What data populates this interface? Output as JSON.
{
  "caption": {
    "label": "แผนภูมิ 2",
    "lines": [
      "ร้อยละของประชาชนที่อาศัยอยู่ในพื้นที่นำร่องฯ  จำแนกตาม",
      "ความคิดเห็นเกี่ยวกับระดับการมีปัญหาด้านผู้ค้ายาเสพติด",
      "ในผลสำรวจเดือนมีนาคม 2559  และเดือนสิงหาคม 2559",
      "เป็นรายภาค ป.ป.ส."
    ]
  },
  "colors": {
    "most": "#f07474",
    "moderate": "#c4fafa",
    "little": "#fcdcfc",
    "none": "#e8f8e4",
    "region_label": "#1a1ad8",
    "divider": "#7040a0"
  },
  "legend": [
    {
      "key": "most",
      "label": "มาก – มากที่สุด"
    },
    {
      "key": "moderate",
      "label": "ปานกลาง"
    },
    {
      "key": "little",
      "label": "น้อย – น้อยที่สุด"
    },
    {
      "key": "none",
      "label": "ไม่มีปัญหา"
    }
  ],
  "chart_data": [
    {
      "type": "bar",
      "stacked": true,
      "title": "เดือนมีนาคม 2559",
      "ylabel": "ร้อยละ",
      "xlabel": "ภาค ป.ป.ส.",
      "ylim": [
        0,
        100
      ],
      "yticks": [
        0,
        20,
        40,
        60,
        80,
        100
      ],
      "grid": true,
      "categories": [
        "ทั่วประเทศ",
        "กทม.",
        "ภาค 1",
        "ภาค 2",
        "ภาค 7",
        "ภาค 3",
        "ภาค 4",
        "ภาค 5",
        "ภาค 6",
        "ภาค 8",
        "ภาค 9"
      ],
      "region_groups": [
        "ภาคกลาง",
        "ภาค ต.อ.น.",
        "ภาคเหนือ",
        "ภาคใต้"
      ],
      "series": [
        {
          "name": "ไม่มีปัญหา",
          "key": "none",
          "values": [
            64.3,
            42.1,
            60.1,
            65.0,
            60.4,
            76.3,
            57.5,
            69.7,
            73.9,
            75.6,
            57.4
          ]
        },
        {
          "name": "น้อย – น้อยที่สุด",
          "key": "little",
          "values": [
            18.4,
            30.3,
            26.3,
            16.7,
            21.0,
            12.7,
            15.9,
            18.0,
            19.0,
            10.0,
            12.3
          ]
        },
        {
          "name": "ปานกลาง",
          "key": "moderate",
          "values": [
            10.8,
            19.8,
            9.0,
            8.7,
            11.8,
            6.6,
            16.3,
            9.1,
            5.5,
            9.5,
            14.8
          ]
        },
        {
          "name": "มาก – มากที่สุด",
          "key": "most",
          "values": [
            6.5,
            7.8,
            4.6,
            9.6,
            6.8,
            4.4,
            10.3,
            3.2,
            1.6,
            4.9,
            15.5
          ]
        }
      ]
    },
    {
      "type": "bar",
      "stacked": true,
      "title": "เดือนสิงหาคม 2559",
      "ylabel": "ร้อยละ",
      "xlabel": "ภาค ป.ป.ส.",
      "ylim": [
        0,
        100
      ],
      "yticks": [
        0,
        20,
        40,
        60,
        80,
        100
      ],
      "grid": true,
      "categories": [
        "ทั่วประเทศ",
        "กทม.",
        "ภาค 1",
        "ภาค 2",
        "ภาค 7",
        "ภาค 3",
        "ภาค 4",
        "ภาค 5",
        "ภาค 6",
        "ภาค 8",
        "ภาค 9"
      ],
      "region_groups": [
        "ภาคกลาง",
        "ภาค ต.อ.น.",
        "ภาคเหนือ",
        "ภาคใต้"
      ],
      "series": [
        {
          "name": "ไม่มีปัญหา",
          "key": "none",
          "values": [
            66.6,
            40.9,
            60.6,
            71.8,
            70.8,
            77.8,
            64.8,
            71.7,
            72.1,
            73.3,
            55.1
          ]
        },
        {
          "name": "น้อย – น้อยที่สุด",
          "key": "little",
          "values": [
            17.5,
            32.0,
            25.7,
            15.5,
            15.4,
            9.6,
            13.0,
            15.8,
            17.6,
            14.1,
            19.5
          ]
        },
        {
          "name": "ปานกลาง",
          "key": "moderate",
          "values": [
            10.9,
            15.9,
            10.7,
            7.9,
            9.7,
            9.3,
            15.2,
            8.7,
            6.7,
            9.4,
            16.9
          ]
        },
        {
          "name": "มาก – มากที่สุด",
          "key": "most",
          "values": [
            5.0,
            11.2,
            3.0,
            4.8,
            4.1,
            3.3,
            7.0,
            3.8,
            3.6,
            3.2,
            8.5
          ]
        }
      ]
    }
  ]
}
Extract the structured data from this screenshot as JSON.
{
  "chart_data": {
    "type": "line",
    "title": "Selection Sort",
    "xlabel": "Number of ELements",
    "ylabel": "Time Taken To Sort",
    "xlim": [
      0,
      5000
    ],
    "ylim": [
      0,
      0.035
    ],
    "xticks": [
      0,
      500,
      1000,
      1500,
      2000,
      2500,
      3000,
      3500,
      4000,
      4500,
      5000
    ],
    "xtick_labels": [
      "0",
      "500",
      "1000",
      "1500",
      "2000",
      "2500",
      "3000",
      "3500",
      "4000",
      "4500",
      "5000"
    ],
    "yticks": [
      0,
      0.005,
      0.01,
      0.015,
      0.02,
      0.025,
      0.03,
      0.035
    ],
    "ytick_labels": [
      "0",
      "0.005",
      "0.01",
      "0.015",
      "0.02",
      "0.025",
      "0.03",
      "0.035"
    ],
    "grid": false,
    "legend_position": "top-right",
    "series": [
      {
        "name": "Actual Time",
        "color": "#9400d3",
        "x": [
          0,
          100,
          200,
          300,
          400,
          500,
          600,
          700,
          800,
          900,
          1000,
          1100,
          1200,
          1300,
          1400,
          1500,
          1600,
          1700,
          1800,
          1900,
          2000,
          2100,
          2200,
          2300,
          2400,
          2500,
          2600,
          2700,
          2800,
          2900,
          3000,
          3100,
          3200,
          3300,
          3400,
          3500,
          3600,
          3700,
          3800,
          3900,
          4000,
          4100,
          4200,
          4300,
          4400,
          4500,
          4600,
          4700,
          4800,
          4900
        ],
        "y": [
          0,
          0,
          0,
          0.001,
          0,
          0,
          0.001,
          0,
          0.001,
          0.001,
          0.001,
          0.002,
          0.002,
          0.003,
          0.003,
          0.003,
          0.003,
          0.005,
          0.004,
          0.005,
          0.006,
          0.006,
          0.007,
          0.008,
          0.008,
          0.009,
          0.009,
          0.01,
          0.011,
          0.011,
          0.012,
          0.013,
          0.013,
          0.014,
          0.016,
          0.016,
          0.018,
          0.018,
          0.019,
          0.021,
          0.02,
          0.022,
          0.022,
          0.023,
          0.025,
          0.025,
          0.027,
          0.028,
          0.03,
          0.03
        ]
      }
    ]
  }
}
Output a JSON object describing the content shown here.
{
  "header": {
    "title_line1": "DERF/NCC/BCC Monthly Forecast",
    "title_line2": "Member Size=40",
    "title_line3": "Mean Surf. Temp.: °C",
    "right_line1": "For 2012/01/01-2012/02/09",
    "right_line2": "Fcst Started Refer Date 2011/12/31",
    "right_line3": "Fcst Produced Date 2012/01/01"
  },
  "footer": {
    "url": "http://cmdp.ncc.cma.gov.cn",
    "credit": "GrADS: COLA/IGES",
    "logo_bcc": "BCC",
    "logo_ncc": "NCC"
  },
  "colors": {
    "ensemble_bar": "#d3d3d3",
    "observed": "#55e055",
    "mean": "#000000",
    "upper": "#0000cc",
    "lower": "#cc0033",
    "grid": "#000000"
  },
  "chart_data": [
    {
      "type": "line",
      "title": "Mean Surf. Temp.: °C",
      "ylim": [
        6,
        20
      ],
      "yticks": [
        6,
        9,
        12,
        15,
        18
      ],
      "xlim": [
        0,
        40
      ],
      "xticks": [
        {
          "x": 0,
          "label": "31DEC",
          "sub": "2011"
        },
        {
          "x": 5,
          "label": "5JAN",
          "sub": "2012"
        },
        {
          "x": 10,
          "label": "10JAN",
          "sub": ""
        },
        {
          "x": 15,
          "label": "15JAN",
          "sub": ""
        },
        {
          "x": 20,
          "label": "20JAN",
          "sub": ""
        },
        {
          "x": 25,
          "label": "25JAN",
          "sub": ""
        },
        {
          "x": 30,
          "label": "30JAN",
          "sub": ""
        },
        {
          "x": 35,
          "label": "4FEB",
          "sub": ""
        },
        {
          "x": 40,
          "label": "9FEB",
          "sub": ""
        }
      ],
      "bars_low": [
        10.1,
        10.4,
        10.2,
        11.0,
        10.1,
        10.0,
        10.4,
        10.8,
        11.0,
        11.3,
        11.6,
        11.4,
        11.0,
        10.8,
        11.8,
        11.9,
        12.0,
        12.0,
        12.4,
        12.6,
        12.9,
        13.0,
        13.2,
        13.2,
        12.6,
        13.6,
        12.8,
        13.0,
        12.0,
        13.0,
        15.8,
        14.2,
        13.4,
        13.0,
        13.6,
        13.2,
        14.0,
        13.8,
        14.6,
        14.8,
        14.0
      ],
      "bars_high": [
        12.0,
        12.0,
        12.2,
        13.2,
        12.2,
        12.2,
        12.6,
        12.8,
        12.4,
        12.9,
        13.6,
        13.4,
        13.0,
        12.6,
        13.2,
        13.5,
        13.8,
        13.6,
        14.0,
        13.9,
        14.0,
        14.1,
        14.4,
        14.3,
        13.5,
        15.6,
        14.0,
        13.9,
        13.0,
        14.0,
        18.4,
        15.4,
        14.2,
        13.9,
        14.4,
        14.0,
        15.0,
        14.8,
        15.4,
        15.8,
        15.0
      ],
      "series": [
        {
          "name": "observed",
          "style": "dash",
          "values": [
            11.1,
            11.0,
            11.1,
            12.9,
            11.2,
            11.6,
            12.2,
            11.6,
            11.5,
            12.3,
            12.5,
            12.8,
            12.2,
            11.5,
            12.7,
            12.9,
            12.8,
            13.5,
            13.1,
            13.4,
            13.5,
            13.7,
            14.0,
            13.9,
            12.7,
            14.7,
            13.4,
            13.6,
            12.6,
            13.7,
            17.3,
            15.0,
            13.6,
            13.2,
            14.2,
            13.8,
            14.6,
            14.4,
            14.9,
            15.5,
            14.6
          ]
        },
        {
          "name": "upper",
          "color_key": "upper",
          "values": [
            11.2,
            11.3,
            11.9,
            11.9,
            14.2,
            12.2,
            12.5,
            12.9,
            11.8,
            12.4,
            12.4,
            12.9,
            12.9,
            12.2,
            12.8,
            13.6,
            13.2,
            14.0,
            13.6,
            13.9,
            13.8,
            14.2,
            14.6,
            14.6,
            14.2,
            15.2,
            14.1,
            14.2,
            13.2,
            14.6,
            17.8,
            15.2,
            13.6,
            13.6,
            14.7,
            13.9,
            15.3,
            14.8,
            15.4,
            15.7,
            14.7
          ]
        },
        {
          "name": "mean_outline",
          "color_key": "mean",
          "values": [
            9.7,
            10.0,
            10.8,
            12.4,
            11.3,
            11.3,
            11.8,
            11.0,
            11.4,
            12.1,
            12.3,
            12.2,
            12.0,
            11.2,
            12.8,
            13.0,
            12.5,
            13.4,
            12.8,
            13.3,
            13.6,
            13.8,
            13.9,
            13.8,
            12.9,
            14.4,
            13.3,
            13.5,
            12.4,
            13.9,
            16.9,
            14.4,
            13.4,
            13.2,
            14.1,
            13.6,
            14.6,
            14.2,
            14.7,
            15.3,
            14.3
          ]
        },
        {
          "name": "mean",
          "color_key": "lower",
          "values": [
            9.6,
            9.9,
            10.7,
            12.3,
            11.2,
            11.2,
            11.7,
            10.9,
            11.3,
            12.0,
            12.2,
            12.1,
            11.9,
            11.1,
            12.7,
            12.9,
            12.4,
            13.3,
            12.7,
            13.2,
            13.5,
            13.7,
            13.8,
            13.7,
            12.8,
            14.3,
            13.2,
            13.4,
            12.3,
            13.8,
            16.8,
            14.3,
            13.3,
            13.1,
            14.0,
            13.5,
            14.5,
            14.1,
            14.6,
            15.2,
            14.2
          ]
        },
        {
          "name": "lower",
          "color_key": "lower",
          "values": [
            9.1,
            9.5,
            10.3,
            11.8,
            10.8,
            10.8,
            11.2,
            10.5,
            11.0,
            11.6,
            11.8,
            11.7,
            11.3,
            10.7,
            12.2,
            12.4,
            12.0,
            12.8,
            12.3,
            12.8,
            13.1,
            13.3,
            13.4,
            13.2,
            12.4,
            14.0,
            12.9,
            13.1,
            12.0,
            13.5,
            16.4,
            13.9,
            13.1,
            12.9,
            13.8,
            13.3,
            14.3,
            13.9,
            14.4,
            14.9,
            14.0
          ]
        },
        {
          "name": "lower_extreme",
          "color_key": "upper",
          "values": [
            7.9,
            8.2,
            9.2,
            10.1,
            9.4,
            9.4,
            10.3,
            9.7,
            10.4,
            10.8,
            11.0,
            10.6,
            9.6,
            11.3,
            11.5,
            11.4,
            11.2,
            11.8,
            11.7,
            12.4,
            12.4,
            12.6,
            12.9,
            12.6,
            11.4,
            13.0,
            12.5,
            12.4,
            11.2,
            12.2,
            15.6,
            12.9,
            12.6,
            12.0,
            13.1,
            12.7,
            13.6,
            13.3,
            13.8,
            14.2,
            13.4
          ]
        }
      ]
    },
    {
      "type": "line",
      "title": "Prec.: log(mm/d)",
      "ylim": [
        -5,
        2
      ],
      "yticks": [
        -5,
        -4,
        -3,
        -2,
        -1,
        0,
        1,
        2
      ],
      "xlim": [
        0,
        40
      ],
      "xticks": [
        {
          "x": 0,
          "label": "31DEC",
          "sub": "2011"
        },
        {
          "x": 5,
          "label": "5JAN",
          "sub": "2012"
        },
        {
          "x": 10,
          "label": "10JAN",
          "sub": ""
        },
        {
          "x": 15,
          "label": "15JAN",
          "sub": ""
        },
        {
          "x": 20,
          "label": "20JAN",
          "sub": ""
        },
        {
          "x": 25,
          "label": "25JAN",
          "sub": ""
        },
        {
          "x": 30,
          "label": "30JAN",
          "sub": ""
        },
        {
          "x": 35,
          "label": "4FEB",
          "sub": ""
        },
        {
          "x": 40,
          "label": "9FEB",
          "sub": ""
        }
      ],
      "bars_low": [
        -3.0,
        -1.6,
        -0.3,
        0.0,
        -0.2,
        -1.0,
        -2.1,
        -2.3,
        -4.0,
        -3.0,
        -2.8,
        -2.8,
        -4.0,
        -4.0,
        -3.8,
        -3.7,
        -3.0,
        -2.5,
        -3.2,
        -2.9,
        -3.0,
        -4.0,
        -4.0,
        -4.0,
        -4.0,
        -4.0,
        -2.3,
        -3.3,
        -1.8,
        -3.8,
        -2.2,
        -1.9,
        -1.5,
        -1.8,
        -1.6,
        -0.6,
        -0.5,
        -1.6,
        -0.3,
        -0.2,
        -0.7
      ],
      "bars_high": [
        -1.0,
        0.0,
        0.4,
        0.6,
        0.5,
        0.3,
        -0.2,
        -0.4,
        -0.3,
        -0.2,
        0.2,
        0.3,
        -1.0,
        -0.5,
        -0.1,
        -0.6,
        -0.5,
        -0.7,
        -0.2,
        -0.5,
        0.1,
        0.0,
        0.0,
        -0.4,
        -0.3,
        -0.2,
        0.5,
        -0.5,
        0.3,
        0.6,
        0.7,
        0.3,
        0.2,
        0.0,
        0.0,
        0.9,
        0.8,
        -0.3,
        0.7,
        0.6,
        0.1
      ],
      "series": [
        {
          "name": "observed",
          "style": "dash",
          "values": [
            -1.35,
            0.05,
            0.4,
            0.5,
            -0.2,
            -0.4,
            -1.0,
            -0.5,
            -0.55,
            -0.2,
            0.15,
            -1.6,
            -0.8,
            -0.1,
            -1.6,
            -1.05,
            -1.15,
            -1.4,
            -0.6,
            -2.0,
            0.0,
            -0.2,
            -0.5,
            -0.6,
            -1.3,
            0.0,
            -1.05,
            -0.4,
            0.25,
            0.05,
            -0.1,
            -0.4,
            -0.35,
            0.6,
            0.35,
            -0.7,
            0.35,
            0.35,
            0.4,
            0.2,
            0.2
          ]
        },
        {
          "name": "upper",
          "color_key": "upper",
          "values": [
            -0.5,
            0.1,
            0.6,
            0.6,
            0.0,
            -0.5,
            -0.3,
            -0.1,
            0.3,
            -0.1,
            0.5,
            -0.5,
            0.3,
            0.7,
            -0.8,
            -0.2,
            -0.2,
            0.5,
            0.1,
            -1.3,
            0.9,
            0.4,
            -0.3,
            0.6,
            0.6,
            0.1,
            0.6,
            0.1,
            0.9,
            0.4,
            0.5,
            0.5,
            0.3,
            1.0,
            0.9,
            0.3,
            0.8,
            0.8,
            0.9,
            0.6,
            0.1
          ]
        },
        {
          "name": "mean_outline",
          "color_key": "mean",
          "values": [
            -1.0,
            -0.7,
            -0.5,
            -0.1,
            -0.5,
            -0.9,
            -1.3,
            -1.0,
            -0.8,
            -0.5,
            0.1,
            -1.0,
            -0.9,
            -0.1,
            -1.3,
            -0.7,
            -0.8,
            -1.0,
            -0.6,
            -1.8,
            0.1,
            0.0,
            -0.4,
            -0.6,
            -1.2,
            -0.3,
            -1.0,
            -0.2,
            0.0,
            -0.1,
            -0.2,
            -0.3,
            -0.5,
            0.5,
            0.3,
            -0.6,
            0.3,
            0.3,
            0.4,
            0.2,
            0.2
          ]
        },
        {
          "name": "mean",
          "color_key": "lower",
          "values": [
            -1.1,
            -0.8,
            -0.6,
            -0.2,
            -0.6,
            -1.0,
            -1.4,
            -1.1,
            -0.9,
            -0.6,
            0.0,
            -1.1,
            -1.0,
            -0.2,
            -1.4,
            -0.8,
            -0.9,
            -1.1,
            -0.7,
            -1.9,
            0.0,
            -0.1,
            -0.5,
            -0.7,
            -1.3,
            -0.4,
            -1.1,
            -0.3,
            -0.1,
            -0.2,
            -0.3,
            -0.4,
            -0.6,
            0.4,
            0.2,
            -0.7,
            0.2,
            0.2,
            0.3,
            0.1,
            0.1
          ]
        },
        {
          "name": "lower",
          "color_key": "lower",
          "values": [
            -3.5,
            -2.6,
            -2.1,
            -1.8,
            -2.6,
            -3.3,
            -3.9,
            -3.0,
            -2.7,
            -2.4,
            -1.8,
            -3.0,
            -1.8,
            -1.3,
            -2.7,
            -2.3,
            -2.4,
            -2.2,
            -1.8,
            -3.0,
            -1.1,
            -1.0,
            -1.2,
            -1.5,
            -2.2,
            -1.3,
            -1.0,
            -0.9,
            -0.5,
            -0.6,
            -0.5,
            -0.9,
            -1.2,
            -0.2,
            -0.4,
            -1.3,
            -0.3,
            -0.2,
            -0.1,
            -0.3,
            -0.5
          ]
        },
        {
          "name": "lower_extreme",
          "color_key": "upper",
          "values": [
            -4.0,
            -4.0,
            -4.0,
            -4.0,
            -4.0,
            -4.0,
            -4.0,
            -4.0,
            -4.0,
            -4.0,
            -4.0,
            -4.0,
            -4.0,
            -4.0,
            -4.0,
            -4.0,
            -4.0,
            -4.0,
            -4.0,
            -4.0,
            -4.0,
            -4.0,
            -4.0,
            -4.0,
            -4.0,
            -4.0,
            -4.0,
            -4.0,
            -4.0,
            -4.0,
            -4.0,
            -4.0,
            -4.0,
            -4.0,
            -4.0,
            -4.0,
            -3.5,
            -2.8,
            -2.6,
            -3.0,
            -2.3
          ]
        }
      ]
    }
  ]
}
★ ★ ★ ★
:: WHAT TO WORK ON ::
Check each line of the records above for the string "little", and report every line that has it.

:: FINAL ANSWER ::
    "little": "#fcdcfc",
      "key": "little",
          "key": "little",
          "key": "little",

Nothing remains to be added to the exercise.